REQUIRED TASK
What lines of the data include the string "title"? Copy them all.

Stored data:

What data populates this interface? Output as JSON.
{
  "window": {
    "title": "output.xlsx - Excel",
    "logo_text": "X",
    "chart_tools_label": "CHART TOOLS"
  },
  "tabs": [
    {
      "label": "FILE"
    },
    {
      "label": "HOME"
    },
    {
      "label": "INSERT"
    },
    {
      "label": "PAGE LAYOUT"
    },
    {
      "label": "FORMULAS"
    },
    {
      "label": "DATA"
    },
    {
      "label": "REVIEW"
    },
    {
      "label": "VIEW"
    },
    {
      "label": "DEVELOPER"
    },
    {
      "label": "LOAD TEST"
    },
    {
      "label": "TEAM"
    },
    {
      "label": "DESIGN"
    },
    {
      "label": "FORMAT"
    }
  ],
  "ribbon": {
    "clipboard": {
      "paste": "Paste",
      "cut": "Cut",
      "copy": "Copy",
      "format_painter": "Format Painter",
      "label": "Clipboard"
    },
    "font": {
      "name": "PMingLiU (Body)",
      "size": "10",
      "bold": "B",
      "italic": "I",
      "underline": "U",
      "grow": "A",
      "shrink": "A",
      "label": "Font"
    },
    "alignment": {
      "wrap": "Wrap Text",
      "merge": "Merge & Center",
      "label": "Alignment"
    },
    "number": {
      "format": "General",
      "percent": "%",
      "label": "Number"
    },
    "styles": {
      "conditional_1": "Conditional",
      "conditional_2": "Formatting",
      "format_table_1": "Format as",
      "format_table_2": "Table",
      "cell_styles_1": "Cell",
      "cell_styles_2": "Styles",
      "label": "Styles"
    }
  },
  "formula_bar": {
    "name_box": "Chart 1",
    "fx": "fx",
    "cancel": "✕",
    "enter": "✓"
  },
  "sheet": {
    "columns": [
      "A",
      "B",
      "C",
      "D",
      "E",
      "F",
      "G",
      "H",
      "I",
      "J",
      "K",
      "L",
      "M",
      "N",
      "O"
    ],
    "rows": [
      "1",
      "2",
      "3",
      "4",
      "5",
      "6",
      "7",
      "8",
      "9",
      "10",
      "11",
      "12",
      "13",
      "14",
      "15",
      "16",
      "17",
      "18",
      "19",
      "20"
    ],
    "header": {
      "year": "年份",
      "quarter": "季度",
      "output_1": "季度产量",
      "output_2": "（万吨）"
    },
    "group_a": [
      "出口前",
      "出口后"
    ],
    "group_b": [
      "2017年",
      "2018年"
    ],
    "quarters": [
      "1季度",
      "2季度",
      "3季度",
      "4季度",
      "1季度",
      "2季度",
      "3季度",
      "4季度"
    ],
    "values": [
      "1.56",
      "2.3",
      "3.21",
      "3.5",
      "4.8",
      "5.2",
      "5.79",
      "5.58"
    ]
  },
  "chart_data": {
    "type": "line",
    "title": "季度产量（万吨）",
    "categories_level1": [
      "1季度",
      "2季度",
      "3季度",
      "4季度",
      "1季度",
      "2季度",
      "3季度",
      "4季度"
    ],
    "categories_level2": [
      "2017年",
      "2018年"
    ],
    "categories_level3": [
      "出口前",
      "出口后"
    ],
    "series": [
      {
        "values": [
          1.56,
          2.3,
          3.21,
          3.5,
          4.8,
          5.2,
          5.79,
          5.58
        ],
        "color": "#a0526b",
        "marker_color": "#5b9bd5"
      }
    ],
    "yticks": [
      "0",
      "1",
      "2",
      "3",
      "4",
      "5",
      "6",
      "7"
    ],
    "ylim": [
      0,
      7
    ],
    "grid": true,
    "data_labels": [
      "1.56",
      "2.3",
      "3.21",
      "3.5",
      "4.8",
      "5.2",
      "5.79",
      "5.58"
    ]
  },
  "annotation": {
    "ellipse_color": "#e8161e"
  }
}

THE RESULT
    "title": "output.xlsx - Excel",
    "title": "季度产量（万吨）",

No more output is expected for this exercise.